Consider what might happen if student loans were not a part of the college system. Kids would not only follow their hearts when choosing a life path but when they get out of college, all of the money that would have been sent to a lender as in the current system, would be injected into the general economy to buy goods and services. Sounds like a stimulus to me. They might even have enough left over to begin a retirement fund. What a concept!
But here is where the President misses the point entirely. It doesn’t matter how the need-based financial aid system is concocted if there is no enforcement beyond procedural issues. Unless colleges are obligated to contribute campus-based funds to help with financial aid, the system becomes an illusion. Colleges are always delighted to take money whether it comes from the government or through private banks or anywhere else. But there is not enough money in federal coffers for the government to take care of 100% of students’ financial need. Colleges who are part of the cost escalation problem are not required to contribute one dime of their own money in the form of need-based aid. Many don’t and they still get their full complement of federal funds.
Any new approach that does not include a hard, enforceable requirement for colleges to ante up an appropriate amount of campus-based funds relative to their ability to do so is an ethical and economic non-starter. If such a mandate is missing, even under Mr. Obama’s brave hand, the system will fail for students, their parents and the nation. A family expected to contribute a certain amount to college as dictated by the FAFSA’s federal formula, will continue to be treated as a family making many thousands of dollars more. It happens every day to quite literally millions of Americans who play by the rules and are disappointed and impoverished by a government and a higher education establishment who seem to have unwritten rules of their own.

Dataset excerpt
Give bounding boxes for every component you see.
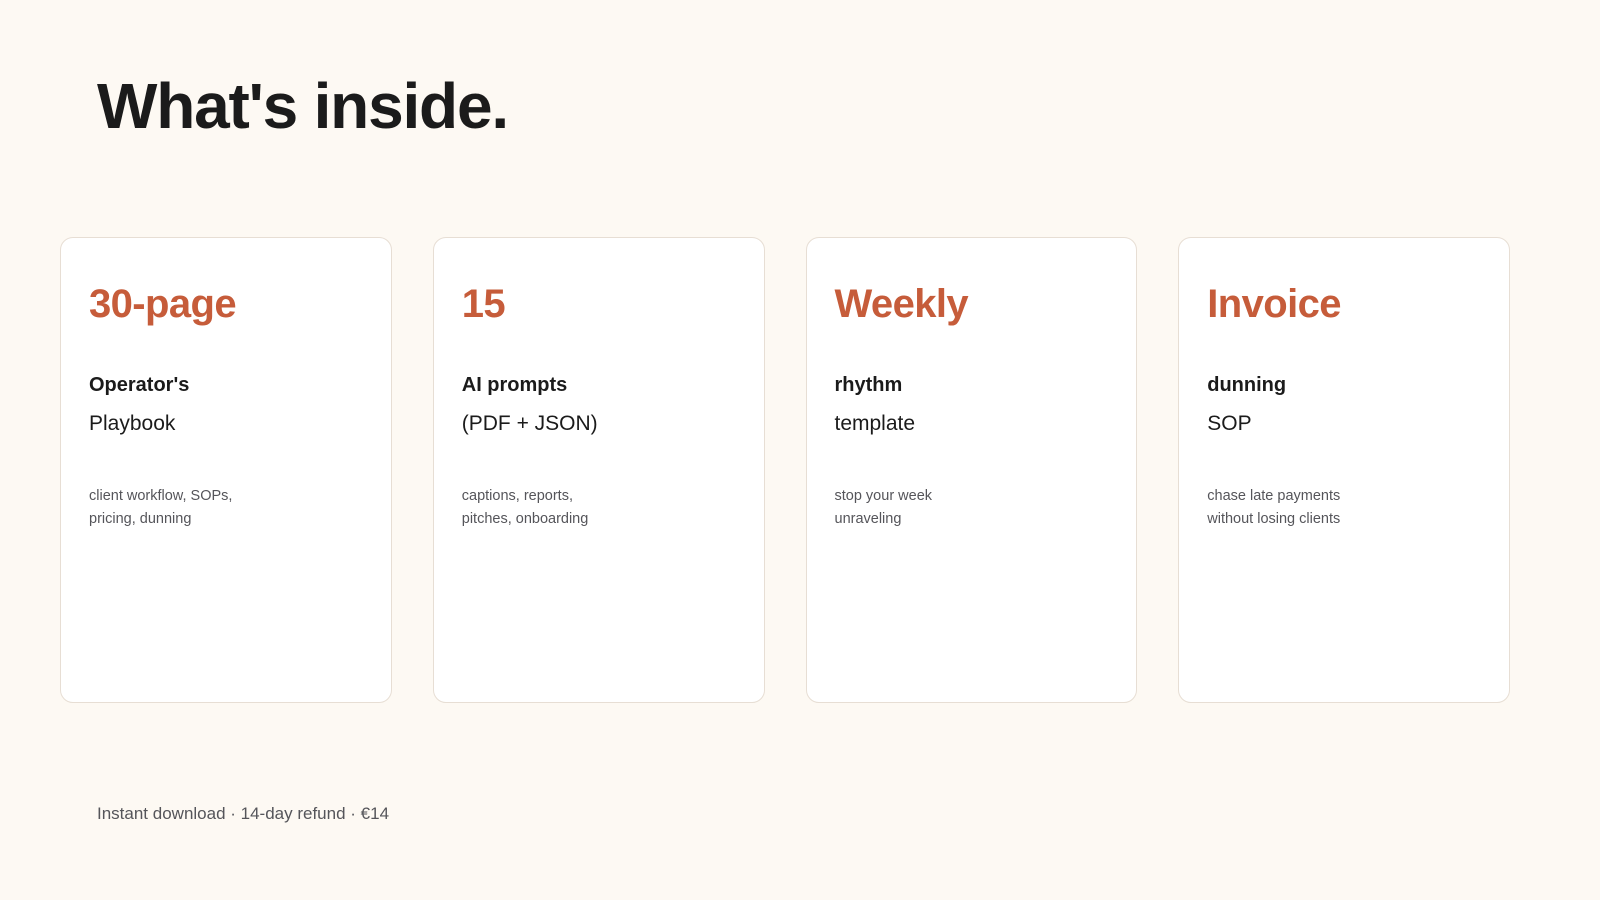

Task directions
Repeat word for word the part of the financial aid passage from "Any new approach" to "of their own.". Rely only on the passage about college financial aid, not on the material.

Task output
Any new approach that does not include a hard, enforceable requirement for colleges to ante up an appropriate amount of campus-based funds relative to their ability to do so is an ethical and economic non-starter. If such a mandate is missing, even under Mr. Obama’s brave hand, the system will fail for students, their parents and the nation. A family expected to contribute a certain amount to college as dictated by the FAFSA’s federal formula, will continue to be treated as a family making many thousands of dollars more. It happens every day to quite literally millions of Americans who play by the rules and are disappointed and impoverished by a government and a higher education establishment who seem to have unwritten rules of their own.